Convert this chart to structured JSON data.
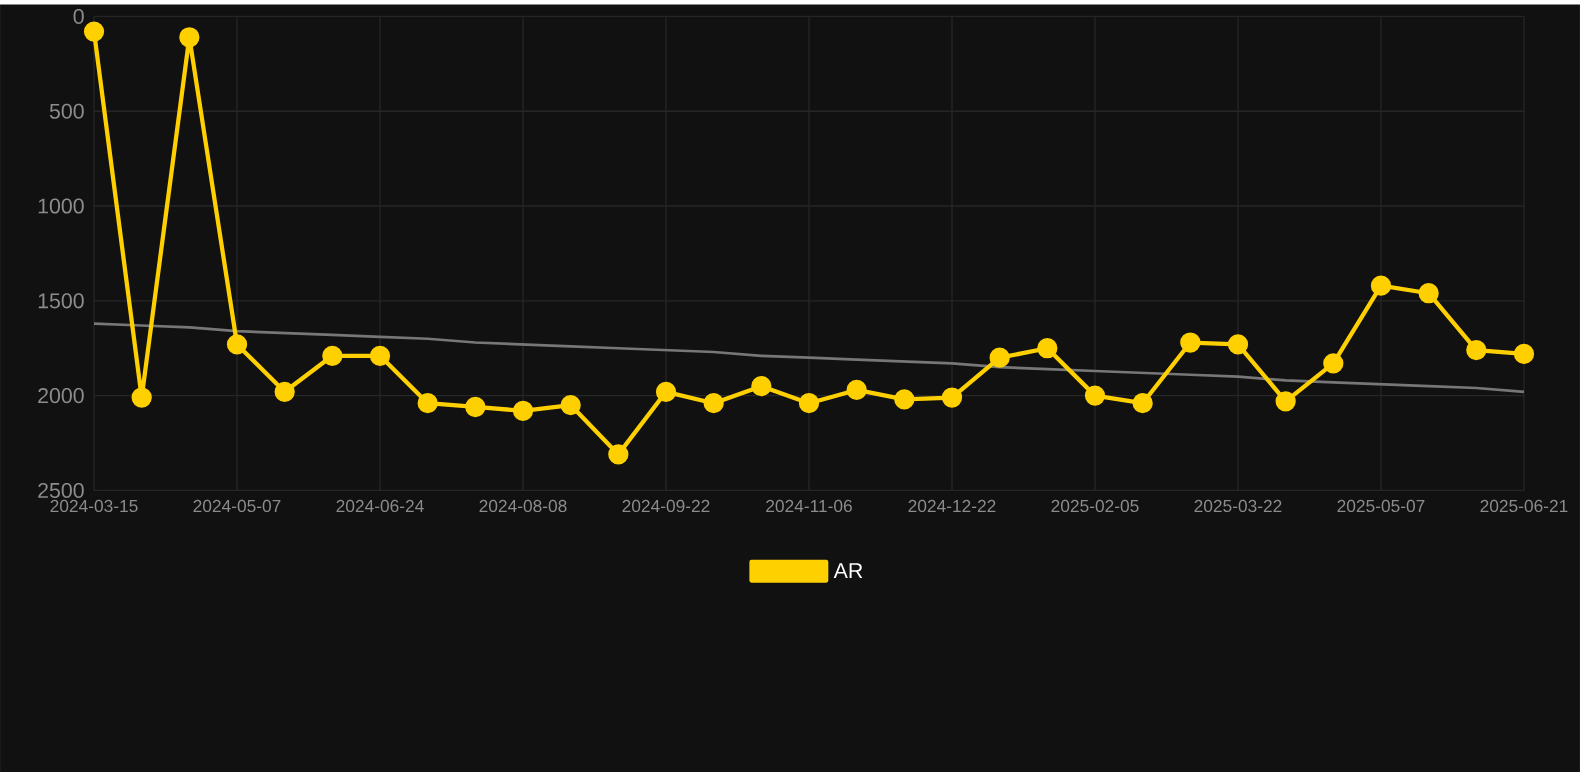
{
  "chart_data": {
    "type": "line",
    "categories": [
      "2024-03-15",
      null,
      null,
      "2024-05-07",
      null,
      null,
      "2024-06-24",
      null,
      null,
      "2024-08-08",
      null,
      null,
      "2024-09-22",
      null,
      null,
      "2024-11-06",
      null,
      null,
      "2024-12-22",
      null,
      null,
      "2025-02-05",
      null,
      null,
      "2025-03-22",
      null,
      null,
      "2025-05-07",
      null,
      null,
      "2025-06-21"
    ],
    "series": [
      {
        "name": "AR",
        "color": "#ffd000",
        "marker": "circle",
        "values": [
          80,
          2010,
          110,
          1730,
          1980,
          1790,
          1790,
          2040,
          2060,
          2080,
          2050,
          2310,
          1980,
          2040,
          1950,
          2040,
          1970,
          2020,
          2010,
          1800,
          1750,
          2000,
          2040,
          1720,
          1730,
          2030,
          1830,
          1420,
          1460,
          1760,
          1780
        ]
      },
      {
        "color": "#777777",
        "marker": "none",
        "values": [
          1620,
          1630,
          1640,
          1660,
          1670,
          1680,
          1690,
          1700,
          1720,
          1730,
          1740,
          1750,
          1760,
          1770,
          1790,
          1800,
          1810,
          1820,
          1830,
          1850,
          1860,
          1870,
          1880,
          1890,
          1900,
          1920,
          1930,
          1940,
          1950,
          1960,
          1980
        ]
      }
    ],
    "ylim": [
      2500,
      0
    ],
    "yticks": [
      0,
      500,
      1000,
      1500,
      2000,
      2500
    ],
    "grid": true,
    "legend": "bottom",
    "line_style": "solid"
  }
}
● ● ● ● ● ● ●
What is asked ::
Copy the material above in full and exactly, skipping pictures.

Solution to the problem ::
Convert this chart to structured JSON data.
{
  "chart_data": {
    "type": "line",
    "categories": [
      "2024-03-15",
      null,
      null,
      "2024-05-07",
      null,
      null,
      "2024-06-24",
      null,
      null,
      "2024-08-08",
      null,
      null,
      "2024-09-22",
      null,
      null,
      "2024-11-06",
      null,
      null,
      "2024-12-22",
      null,
      null,
      "2025-02-05",
      null,
      null,
      "2025-03-22",
      null,
      null,
      "2025-05-07",
      null,
      null,
      "2025-06-21"
    ],
    "series": [
      {
        "name": "AR",
        "color": "#ffd000",
        "marker": "circle",
        "values": [
          80,
          2010,
          110,
          1730,
          1980,
          1790,
          1790,
          2040,
          2060,
          2080,
          2050,
          2310,
          1980,
          2040,
          1950,
          2040,
          1970,
          2020,
          2010,
          1800,
          1750,
          2000,
          2040,
          1720,
          1730,
          2030,
          1830,
          1420,
          1460,
          1760,
          1780
        ]
      },
      {
        "color": "#777777",
        "marker": "none",
        "values": [
          1620,
          1630,
          1640,
          1660,
          1670,
          1680,
          1690,
          1700,
          1720,
          1730,
          1740,
          1750,
          1760,
          1770,
          1790,
          1800,
          1810,
          1820,
          1830,
          1850,
          1860,
          1870,
          1880,
          1890,
          1900,
          1920,
          1930,
          1940,
          1950,
          1960,
          1980
        ]
      }
    ],
    "ylim": [
      2500,
      0
    ],
    "yticks": [
      0,
      500,
      1000,
      1500,
      2000,
      2500
    ],
    "grid": true,
    "legend": "bottom",
    "line_style": "solid"
  }
}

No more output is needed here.